> **TASK PROMPT**
Set down the data below without change, skipping the pictures it holds.
-- BEGIN GIVEN RECORDS --
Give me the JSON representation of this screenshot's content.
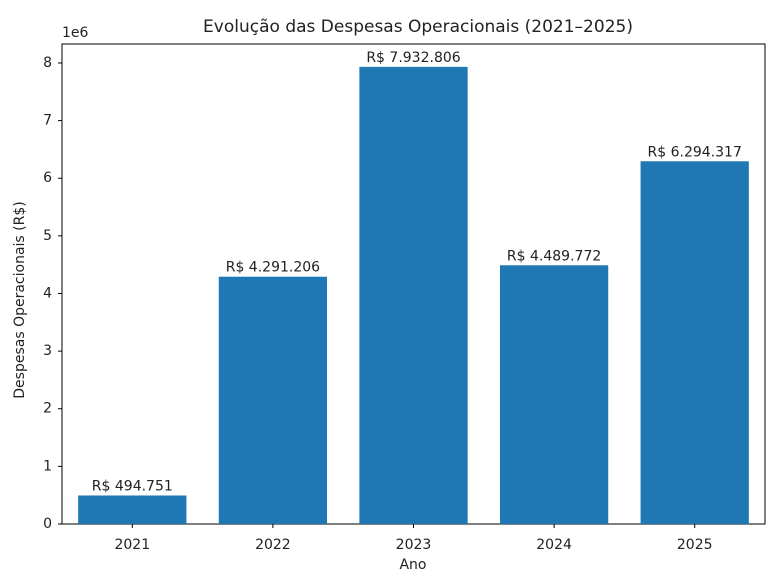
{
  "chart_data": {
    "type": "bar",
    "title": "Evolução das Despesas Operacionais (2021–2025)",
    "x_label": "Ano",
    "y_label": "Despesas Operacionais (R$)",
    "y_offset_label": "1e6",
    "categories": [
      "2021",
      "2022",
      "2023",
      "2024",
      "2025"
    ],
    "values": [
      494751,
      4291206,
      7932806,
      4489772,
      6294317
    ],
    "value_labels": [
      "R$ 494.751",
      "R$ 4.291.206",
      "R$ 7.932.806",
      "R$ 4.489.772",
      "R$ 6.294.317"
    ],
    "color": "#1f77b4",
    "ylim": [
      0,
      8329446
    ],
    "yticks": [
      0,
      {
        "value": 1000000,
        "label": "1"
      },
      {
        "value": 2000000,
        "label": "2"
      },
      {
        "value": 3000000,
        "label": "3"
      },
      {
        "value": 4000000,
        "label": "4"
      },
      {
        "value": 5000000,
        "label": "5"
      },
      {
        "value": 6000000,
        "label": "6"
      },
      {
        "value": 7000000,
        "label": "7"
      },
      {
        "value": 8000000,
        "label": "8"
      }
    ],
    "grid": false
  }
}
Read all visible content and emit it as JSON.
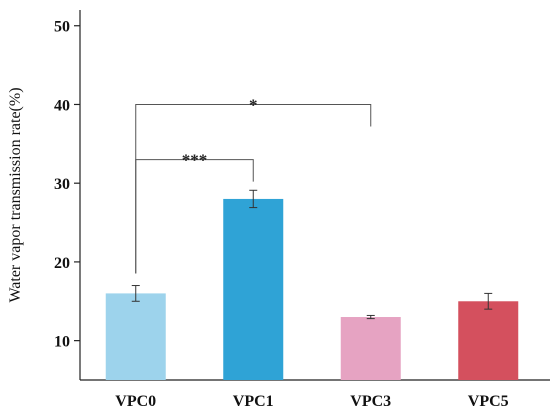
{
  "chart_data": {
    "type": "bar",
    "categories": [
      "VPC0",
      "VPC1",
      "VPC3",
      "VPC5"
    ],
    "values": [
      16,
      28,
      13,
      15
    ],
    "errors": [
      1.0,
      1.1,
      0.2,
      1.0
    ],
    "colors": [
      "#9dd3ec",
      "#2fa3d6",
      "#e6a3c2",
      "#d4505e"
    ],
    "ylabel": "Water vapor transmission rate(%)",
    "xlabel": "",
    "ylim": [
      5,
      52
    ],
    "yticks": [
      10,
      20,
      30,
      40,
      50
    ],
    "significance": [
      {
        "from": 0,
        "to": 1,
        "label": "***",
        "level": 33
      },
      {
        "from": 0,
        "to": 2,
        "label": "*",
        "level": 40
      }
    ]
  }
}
-- END GIVEN RECORDS --
> **WRITTEN SOLUTION**
Give me the JSON representation of this screenshot's content.
{
  "chart_data": {
    "type": "bar",
    "title": "Evolução das Despesas Operacionais (2021–2025)",
    "x_label": "Ano",
    "y_label": "Despesas Operacionais (R$)",
    "y_offset_label": "1e6",
    "categories": [
      "2021",
      "2022",
      "2023",
      "2024",
      "2025"
    ],
    "values": [
      494751,
      4291206,
      7932806,
      4489772,
      6294317
    ],
    "value_labels": [
      "R$ 494.751",
      "R$ 4.291.206",
      "R$ 7.932.806",
      "R$ 4.489.772",
      "R$ 6.294.317"
    ],
    "color": "#1f77b4",
    "ylim": [
      0,
      8329446
    ],
    "yticks": [
      0,
      {
        "value": 1000000,
        "label": "1"
      },
      {
        "value": 2000000,
        "label": "2"
      },
      {
        "value": 3000000,
        "label": "3"
      },
      {
        "value": 4000000,
        "label": "4"
      },
      {
        "value": 5000000,
        "label": "5"
      },
      {
        "value": 6000000,
        "label": "6"
      },
      {
        "value": 7000000,
        "label": "7"
      },
      {
        "value": 8000000,
        "label": "8"
      }
    ],
    "grid": false
  }
}
Read all visible content and emit it as JSON.
{
  "chart_data": {
    "type": "bar",
    "categories": [
      "VPC0",
      "VPC1",
      "VPC3",
      "VPC5"
    ],
    "values": [
      16,
      28,
      13,
      15
    ],
    "errors": [
      1.0,
      1.1,
      0.2,
      1.0
    ],
    "colors": [
      "#9dd3ec",
      "#2fa3d6",
      "#e6a3c2",
      "#d4505e"
    ],
    "ylabel": "Water vapor transmission rate(%)",
    "xlabel": "",
    "ylim": [
      5,
      52
    ],
    "yticks": [
      10,
      20,
      30,
      40,
      50
    ],
    "significance": [
      {
        "from": 0,
        "to": 1,
        "label": "***",
        "level": 33
      },
      {
        "from": 0,
        "to": 2,
        "label": "*",
        "level": 40
      }
    ]
  }
}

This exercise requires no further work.